Your instructions:
Locate all lines with the word "price" and copy them out.

Exercise materials:
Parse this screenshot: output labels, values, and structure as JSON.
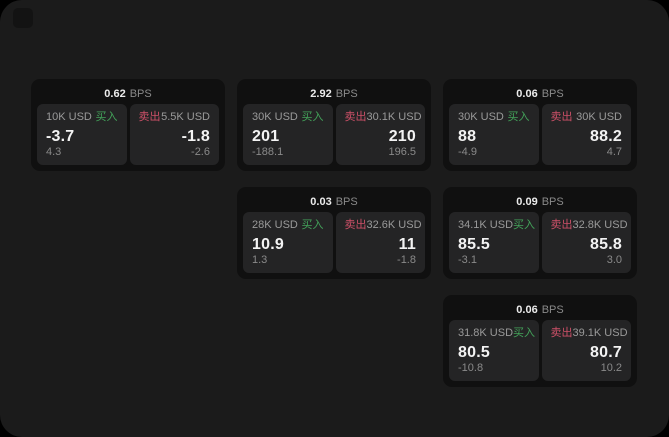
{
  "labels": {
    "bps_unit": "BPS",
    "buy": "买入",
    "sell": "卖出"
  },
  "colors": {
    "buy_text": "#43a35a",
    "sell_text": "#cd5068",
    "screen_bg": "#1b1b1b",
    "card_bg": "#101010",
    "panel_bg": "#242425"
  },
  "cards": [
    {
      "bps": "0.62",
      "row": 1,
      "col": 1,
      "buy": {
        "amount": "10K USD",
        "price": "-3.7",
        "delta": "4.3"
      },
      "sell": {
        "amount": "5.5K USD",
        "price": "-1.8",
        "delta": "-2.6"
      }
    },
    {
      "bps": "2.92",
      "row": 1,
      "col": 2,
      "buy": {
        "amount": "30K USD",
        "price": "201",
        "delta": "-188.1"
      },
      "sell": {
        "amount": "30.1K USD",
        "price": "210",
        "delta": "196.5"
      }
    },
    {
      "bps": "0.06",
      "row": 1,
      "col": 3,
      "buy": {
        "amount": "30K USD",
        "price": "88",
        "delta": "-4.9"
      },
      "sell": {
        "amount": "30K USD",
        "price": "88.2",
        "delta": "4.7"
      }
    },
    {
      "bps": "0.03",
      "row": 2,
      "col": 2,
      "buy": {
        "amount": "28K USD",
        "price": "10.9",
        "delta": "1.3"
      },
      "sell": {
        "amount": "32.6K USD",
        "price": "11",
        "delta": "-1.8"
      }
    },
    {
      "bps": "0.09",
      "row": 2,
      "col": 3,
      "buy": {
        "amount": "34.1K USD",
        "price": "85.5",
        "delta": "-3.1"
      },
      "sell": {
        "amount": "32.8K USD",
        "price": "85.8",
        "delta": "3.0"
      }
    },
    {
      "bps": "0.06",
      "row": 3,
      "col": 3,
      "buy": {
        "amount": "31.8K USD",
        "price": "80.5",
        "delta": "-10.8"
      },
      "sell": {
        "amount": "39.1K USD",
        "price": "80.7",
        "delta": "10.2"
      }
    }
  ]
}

Result:
        "price": "-3.7",
        "price": "-1.8",
        "price": "201",
        "price": "210",
        "price": "88",
        "price": "88.2",
        "price": "10.9",
        "price": "11",
        "price": "85.5",
        "price": "85.8",
        "price": "80.5",
        "price": "80.7",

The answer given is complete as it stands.